EXERCISE INSTRUCTIONS:
From the listing below, select every line where the word "dengan" appears.

[START]

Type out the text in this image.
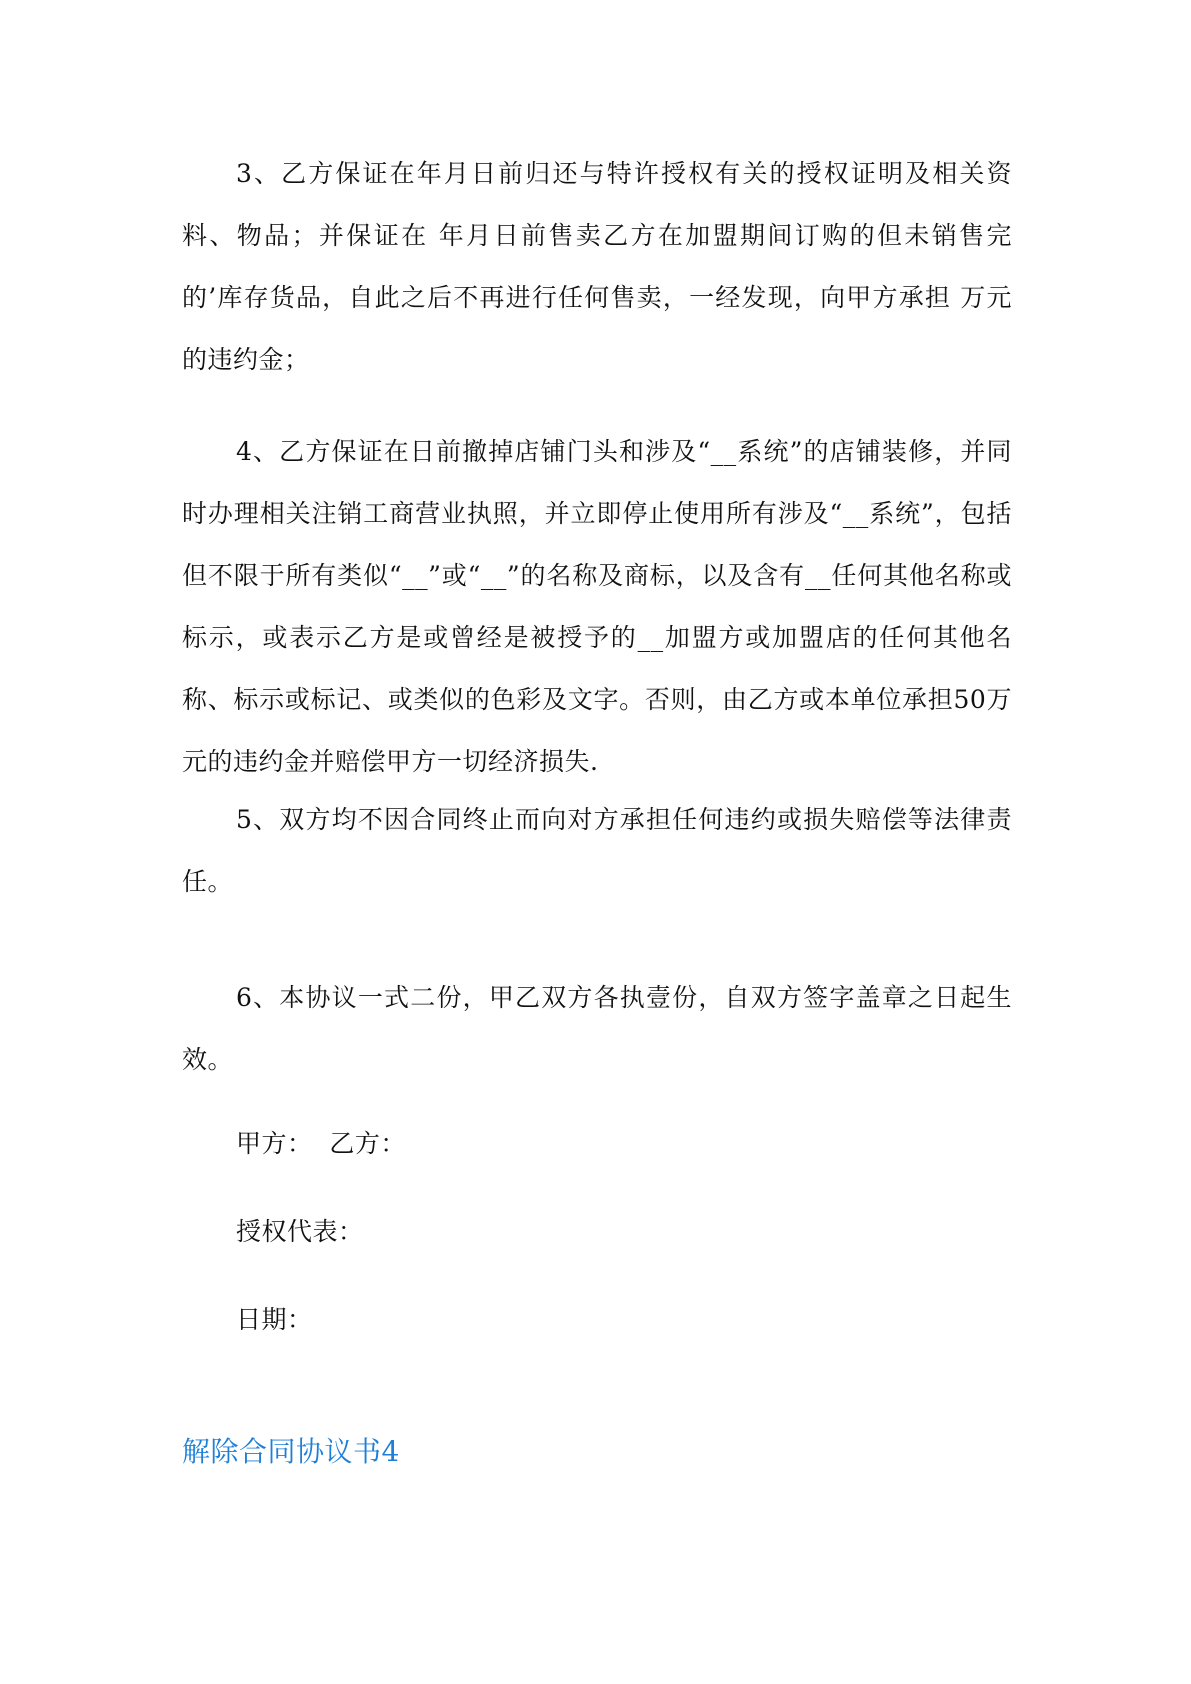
3、乙方保证在年月日前归还与特许授权有关的授权证明及相关资料、物品；并保证在 年月日前售卖乙方在加盟期间订购的但未销售完的’库存货品，自此之后不再进行任何售卖，一经发现，向甲方承担 万元的违约金；

4、乙方保证在日前撤掉店铺门头和涉及“__系统”的店铺装修，并同时办理相关注销工商营业执照，并立即停止使用所有涉及“__系统”，包括但不限于所有类似“__”或“__”的名称及商标，以及含有__任何其他名称或标示，或表示乙方是或曾经是被授予的__加盟方或加盟店的任何其他名称、标示或标记、或类似的色彩及文字。否则，由乙方或本单位承担50万元的违约金并赔偿甲方一切经济损失.

5、双方均不因合同终止而向对方承担任何违约或损失赔偿等法律责任。

6、本协议一式二份，甲乙双方各执壹份，自双方签字盖章之日起生效。

甲方：  乙方：

授权代表：

日期：

解除合同协议书4
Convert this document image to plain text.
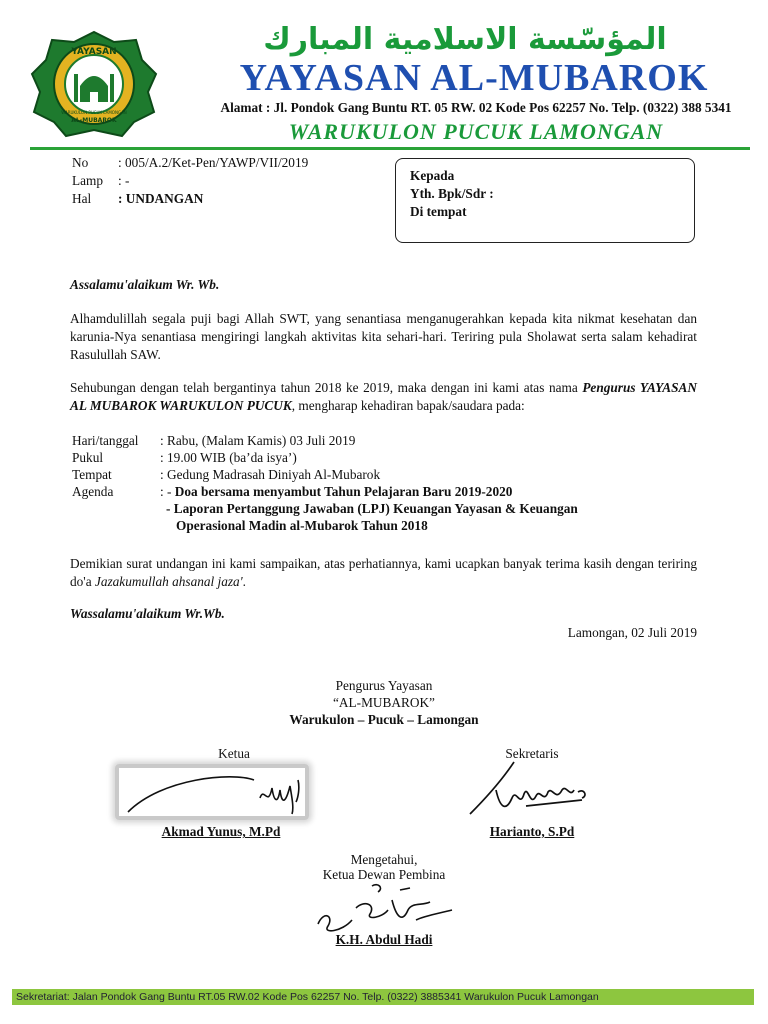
YAYASAN
AL-MUBAROK
WARUKULON PUCUK LAMONGAN
المؤسّسة الاسلامية المبارك
YAYASAN AL-MUBAROK
Alamat : Jl. Pondok Gang Buntu RT. 05 RW. 02 Kode Pos 62257 No. Telp. (0322) 388 5341
WARUKULON PUCUK LAMONGAN
No : 005/A.2/Ket-Pen/YAWP/VII/2019
Lamp : -
Hal : UNDANGAN
Kepada
Yth. Bpk/Sdr :
Di tempat
Assalamu'alaikum Wr. Wb.
Alhamdulillah segala puji bagi Allah SWT, yang senantiasa menganugerahkan kepada kita nikmat kesehatan dan karunia-Nya senantiasa mengiringi langkah aktivitas kita sehari-hari. Teriring pula Sholawat serta salam kehadirat Rasulullah SAW.
Sehubungan dengan telah bergantinya tahun 2018 ke 2019, maka dengan ini kami atas nama Pengurus YAYASAN AL MUBAROK WARUKULON PUCUK, mengharap kehadiran bapak/saudara pada:
Hari/tanggal : Rabu, (Malam Kamis) 03 Juli 2019
Pukul	: 19.00 WIB (ba’da isya’)
Tempat	: Gedung Madrasah Diniyah Al-Mubarok
Agenda	: - Doa bersama menyambut Tahun Pelajaran Baru 2019-2020
- Laporan Pertanggung Jawaban (LPJ) Keuangan Yayasan & Keuangan
Operasional Madin al-Mubarok Tahun 2018
Demikian surat undangan ini kami sampaikan, atas perhatiannya, kami ucapkan banyak terima kasih dengan teriring do'a Jazakumullah ahsanal jaza'.
Wassalamu'alaikum Wr.Wb.
Lamongan, 02 Juli 2019
Pengurus Yayasan
“AL-MUBAROK”
Warukulon – Pucuk – Lamongan
Ketua
Akmad Yunus, M.Pd
Sekretaris
Harianto, S.Pd
Mengetahui,
Ketua Dewan Pembina
K.H. Abdul Hadi
Sekretariat: Jalan Pondok Gang Buntu RT.05 RW.02 Kode Pos 62257 No. Telp. (0322) 3885341 Warukulon Pucuk Lamongan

[END]

FINISHED ANSWER:
Sehubungan dengan telah bergantinya tahun 2018 ke 2019, maka dengan ini kami atas nama Pengurus YAYASAN AL MUBAROK WARUKULON PUCUK, mengharap kehadiran bapak/saudara pada:
Demikian surat undangan ini kami sampaikan, atas perhatiannya, kami ucapkan banyak terima kasih dengan teriring do'a Jazakumullah ahsanal jaza'.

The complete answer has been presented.